### Records to process:
• • • • •
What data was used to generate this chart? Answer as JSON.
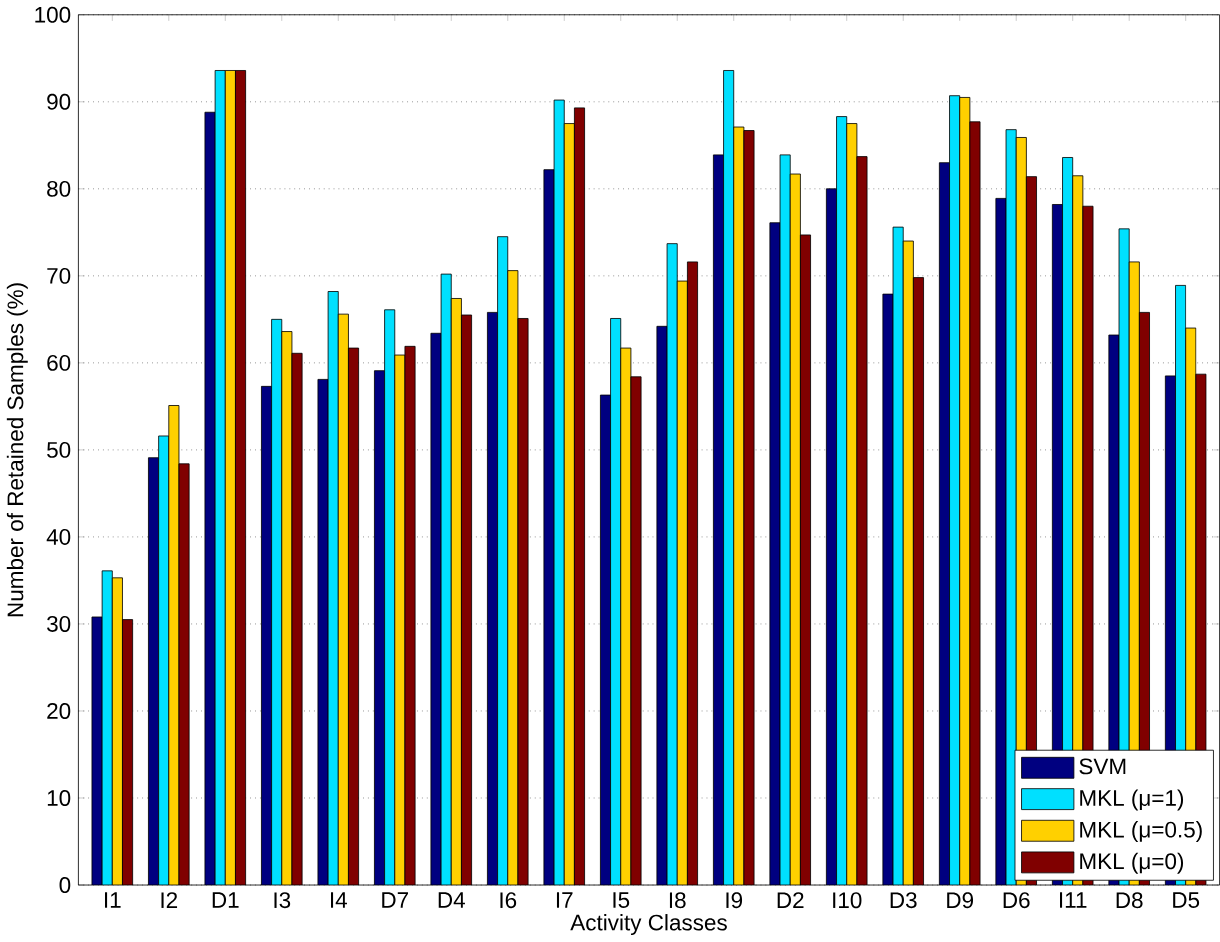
{
  "chart_data": {
    "type": "bar",
    "xlabel": "Activity Classes",
    "ylabel": "Number of Retained Samples (%)",
    "categories": [
      "I1",
      "I2",
      "D1",
      "I3",
      "I4",
      "D7",
      "D4",
      "I6",
      "I7",
      "I5",
      "I8",
      "I9",
      "D2",
      "I10",
      "D3",
      "D9",
      "D6",
      "I11",
      "D8",
      "D5"
    ],
    "series": [
      {
        "name": "SVM",
        "color": "#000080",
        "values": [
          30.8,
          49.1,
          88.8,
          57.3,
          58.1,
          59.1,
          63.4,
          65.8,
          82.2,
          56.3,
          64.2,
          83.9,
          76.1,
          80.0,
          67.9,
          83.0,
          78.9,
          78.2,
          63.2,
          58.5
        ]
      },
      {
        "name": "MKL (μ=1)",
        "color": "#00e0ff",
        "values": [
          36.1,
          51.6,
          93.6,
          65.0,
          68.2,
          66.1,
          70.2,
          74.5,
          90.2,
          65.1,
          73.7,
          93.6,
          83.9,
          88.3,
          75.6,
          90.7,
          86.8,
          83.6,
          75.4,
          68.9
        ]
      },
      {
        "name": "MKL (μ=0.5)",
        "color": "#ffd000",
        "values": [
          35.3,
          55.1,
          93.6,
          63.6,
          65.6,
          60.9,
          67.4,
          70.6,
          87.5,
          61.7,
          69.4,
          87.1,
          81.7,
          87.5,
          74.0,
          90.5,
          85.9,
          81.5,
          71.6,
          64.0
        ]
      },
      {
        "name": "MKL (μ=0)",
        "color": "#800000",
        "values": [
          30.5,
          48.4,
          93.6,
          61.1,
          61.7,
          61.9,
          65.5,
          65.1,
          89.3,
          58.4,
          71.6,
          86.7,
          74.7,
          83.7,
          69.8,
          87.7,
          81.4,
          78.0,
          65.8,
          58.7
        ]
      }
    ],
    "ylim": [
      0,
      100
    ],
    "yticks": [
      0,
      10,
      20,
      30,
      40,
      50,
      60,
      70,
      80,
      90,
      100
    ],
    "grid": "y",
    "legend": "bottom right"
  }
}
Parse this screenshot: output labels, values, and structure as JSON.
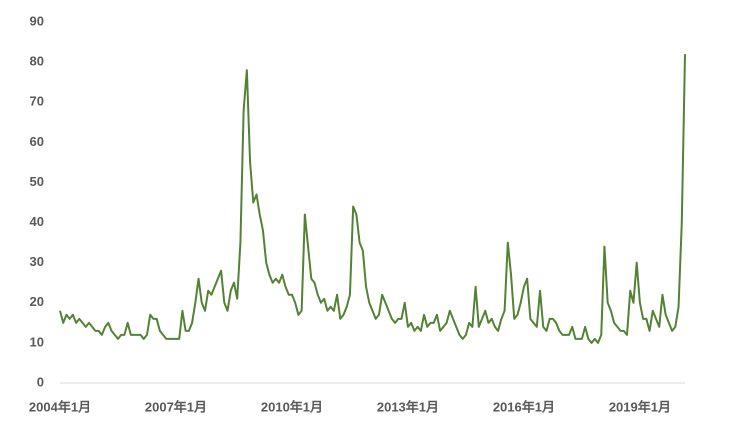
• • • • •
### Your objective:
Retype the data above exactly; pictures are not part of the copy.

### Complete output:
What data was used to generate this chart? Answer as JSON.
{
  "chart_data": {
    "type": "bar",
    "xlabel": "Activity Classes",
    "ylabel": "Number of Retained Samples (%)",
    "categories": [
      "I1",
      "I2",
      "D1",
      "I3",
      "I4",
      "D7",
      "D4",
      "I6",
      "I7",
      "I5",
      "I8",
      "I9",
      "D2",
      "I10",
      "D3",
      "D9",
      "D6",
      "I11",
      "D8",
      "D5"
    ],
    "series": [
      {
        "name": "SVM",
        "color": "#000080",
        "values": [
          30.8,
          49.1,
          88.8,
          57.3,
          58.1,
          59.1,
          63.4,
          65.8,
          82.2,
          56.3,
          64.2,
          83.9,
          76.1,
          80.0,
          67.9,
          83.0,
          78.9,
          78.2,
          63.2,
          58.5
        ]
      },
      {
        "name": "MKL (μ=1)",
        "color": "#00e0ff",
        "values": [
          36.1,
          51.6,
          93.6,
          65.0,
          68.2,
          66.1,
          70.2,
          74.5,
          90.2,
          65.1,
          73.7,
          93.6,
          83.9,
          88.3,
          75.6,
          90.7,
          86.8,
          83.6,
          75.4,
          68.9
        ]
      },
      {
        "name": "MKL (μ=0.5)",
        "color": "#ffd000",
        "values": [
          35.3,
          55.1,
          93.6,
          63.6,
          65.6,
          60.9,
          67.4,
          70.6,
          87.5,
          61.7,
          69.4,
          87.1,
          81.7,
          87.5,
          74.0,
          90.5,
          85.9,
          81.5,
          71.6,
          64.0
        ]
      },
      {
        "name": "MKL (μ=0)",
        "color": "#800000",
        "values": [
          30.5,
          48.4,
          93.6,
          61.1,
          61.7,
          61.9,
          65.5,
          65.1,
          89.3,
          58.4,
          71.6,
          86.7,
          74.7,
          83.7,
          69.8,
          87.7,
          81.4,
          78.0,
          65.8,
          58.7
        ]
      }
    ],
    "ylim": [
      0,
      100
    ],
    "yticks": [
      0,
      10,
      20,
      30,
      40,
      50,
      60,
      70,
      80,
      90,
      100
    ],
    "grid": "y",
    "legend": "bottom right"
  }
}
Parse this screenshot: output labels, values, and structure as JSON.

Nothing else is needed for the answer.